From the listing below, tally the lines that include "επιμορφούμενοι". Return only the total.

═══ Given information ═══

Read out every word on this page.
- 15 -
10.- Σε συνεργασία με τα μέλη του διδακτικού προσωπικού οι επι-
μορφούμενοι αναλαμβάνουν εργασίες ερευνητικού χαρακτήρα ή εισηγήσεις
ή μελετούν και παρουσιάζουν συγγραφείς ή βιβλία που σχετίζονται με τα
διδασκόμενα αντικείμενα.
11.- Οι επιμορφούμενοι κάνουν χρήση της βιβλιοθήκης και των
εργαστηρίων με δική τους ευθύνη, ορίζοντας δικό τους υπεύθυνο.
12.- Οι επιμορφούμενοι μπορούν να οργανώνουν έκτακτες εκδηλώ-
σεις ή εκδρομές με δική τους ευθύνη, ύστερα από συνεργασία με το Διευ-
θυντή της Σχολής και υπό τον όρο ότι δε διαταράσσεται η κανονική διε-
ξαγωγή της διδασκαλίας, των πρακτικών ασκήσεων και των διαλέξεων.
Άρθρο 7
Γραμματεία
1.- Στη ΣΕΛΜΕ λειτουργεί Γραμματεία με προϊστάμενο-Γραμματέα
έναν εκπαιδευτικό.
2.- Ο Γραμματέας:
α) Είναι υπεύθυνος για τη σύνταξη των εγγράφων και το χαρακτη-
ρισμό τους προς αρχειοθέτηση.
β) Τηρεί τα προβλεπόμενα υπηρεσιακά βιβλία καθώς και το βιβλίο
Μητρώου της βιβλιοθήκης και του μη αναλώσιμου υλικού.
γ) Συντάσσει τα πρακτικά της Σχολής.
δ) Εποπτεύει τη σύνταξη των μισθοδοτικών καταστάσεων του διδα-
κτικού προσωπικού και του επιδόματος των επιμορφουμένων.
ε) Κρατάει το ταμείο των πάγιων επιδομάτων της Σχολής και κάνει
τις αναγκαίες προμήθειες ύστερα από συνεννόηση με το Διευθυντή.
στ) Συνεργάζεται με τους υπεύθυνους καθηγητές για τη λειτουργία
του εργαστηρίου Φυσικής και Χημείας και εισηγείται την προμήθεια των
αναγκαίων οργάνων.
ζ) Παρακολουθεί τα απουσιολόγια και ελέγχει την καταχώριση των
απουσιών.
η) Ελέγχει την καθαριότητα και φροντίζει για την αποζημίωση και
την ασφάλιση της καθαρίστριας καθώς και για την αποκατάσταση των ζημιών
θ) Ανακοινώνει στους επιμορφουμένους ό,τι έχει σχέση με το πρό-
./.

═══
═══ Given information ═══

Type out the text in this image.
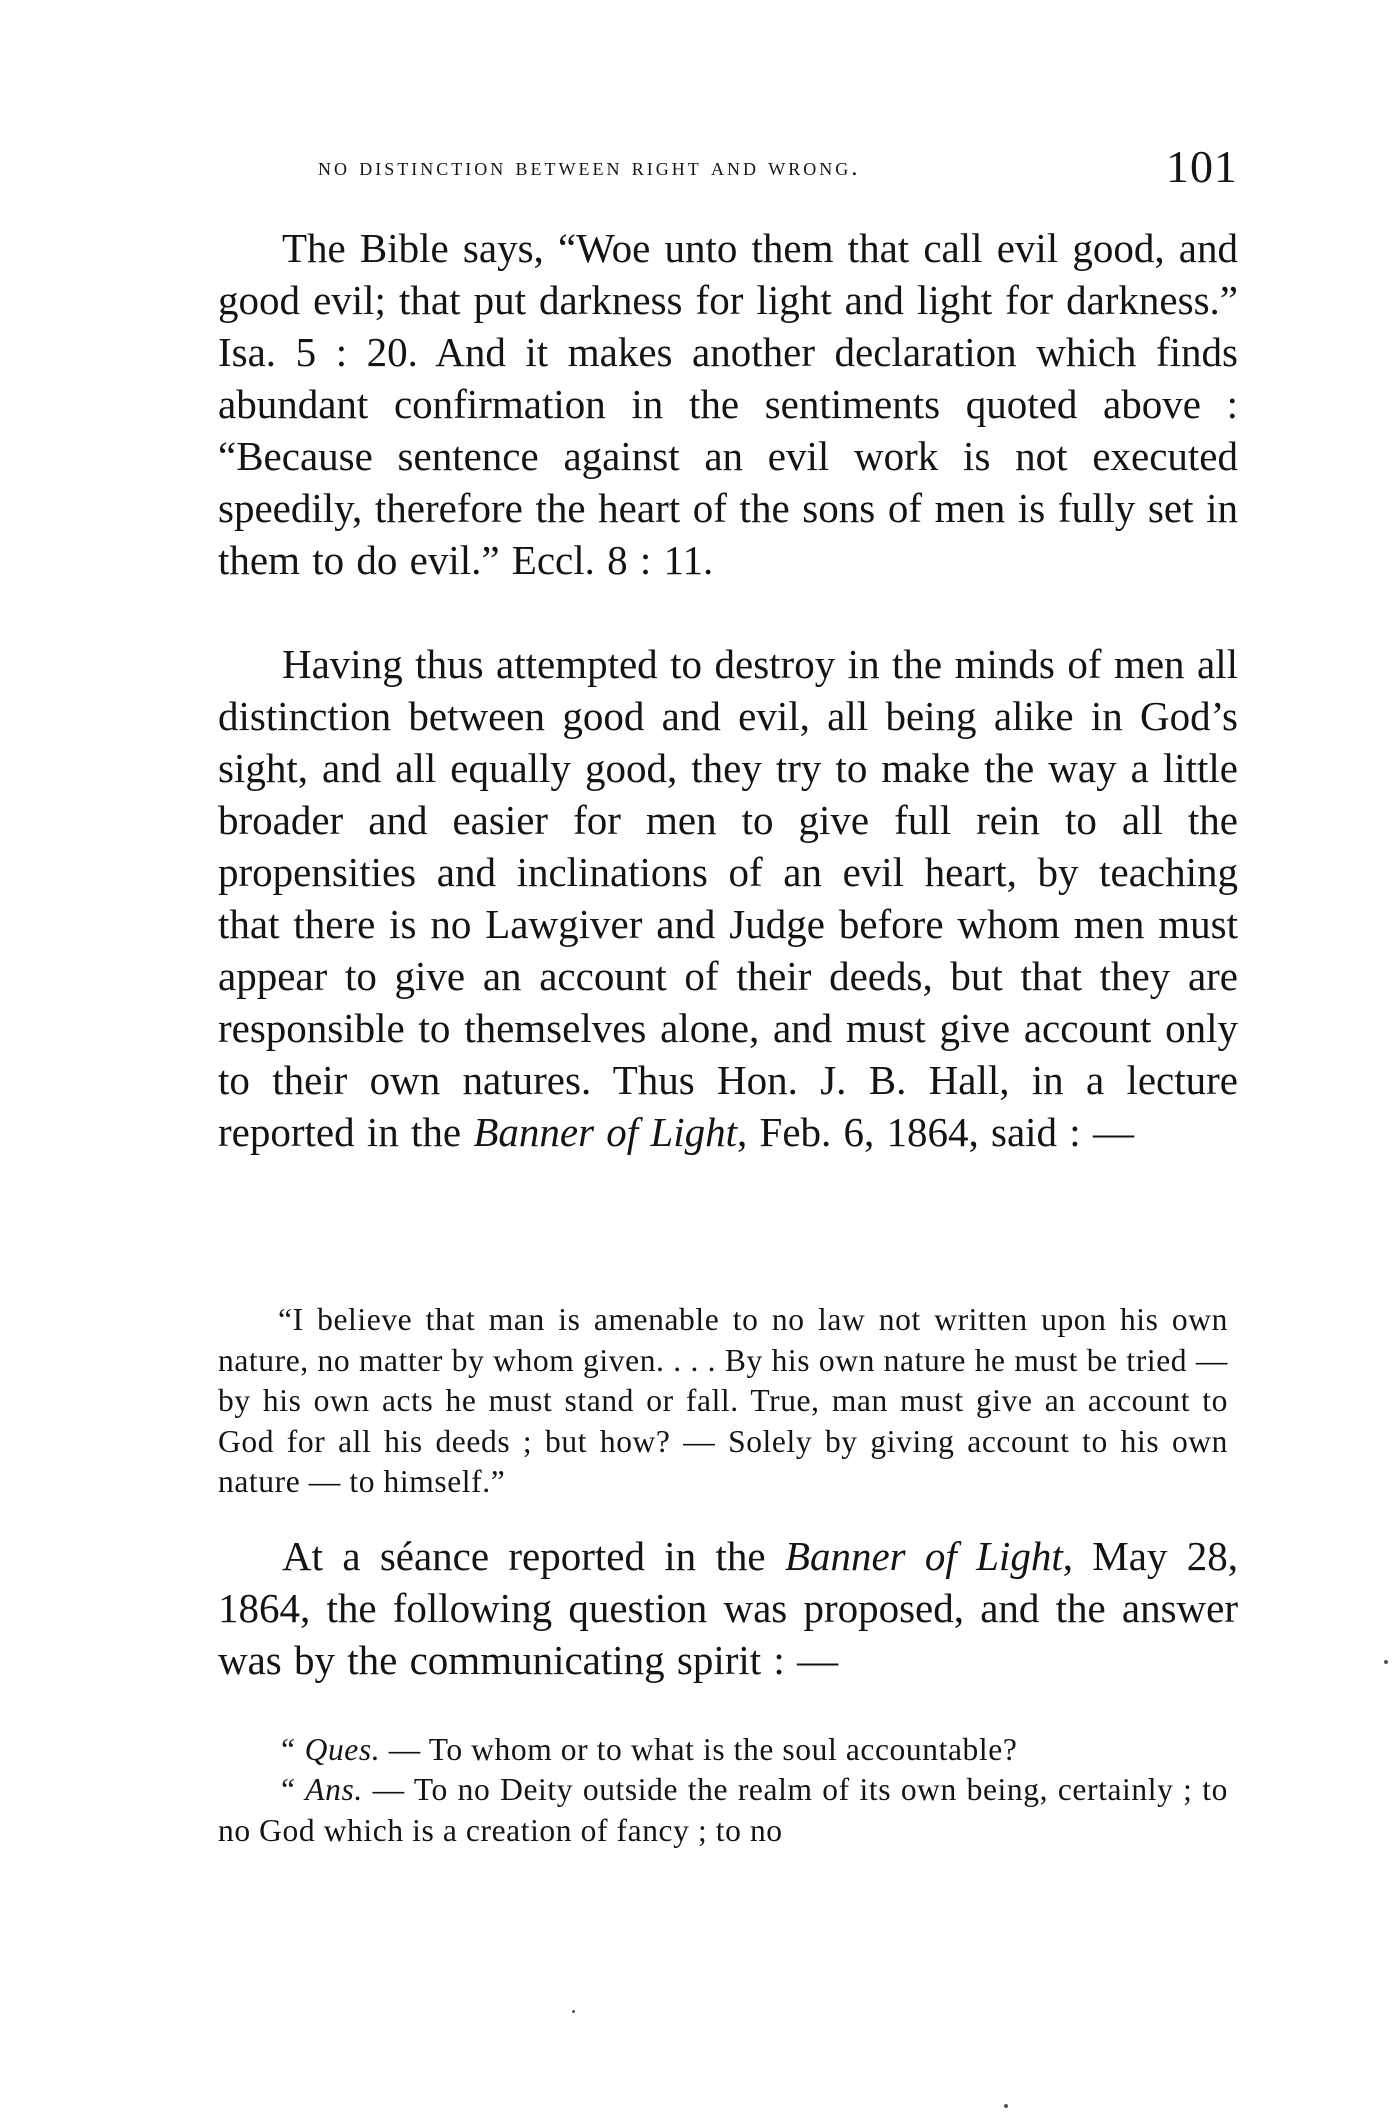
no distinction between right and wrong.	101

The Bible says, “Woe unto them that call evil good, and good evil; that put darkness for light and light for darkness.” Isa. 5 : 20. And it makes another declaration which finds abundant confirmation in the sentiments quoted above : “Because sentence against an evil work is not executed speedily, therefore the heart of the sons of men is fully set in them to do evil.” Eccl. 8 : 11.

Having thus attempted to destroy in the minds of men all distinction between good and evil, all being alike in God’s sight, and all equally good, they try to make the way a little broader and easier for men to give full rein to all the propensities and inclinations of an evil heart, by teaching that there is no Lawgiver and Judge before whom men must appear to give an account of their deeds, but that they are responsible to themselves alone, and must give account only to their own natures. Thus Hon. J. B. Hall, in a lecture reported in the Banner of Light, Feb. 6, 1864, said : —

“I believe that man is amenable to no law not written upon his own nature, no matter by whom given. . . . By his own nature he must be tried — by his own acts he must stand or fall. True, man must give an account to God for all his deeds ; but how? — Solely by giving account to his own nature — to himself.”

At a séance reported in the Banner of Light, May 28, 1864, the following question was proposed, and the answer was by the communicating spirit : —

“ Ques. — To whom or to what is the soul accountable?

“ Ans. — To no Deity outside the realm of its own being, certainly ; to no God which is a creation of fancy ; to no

═══

-- Exercise solution --
2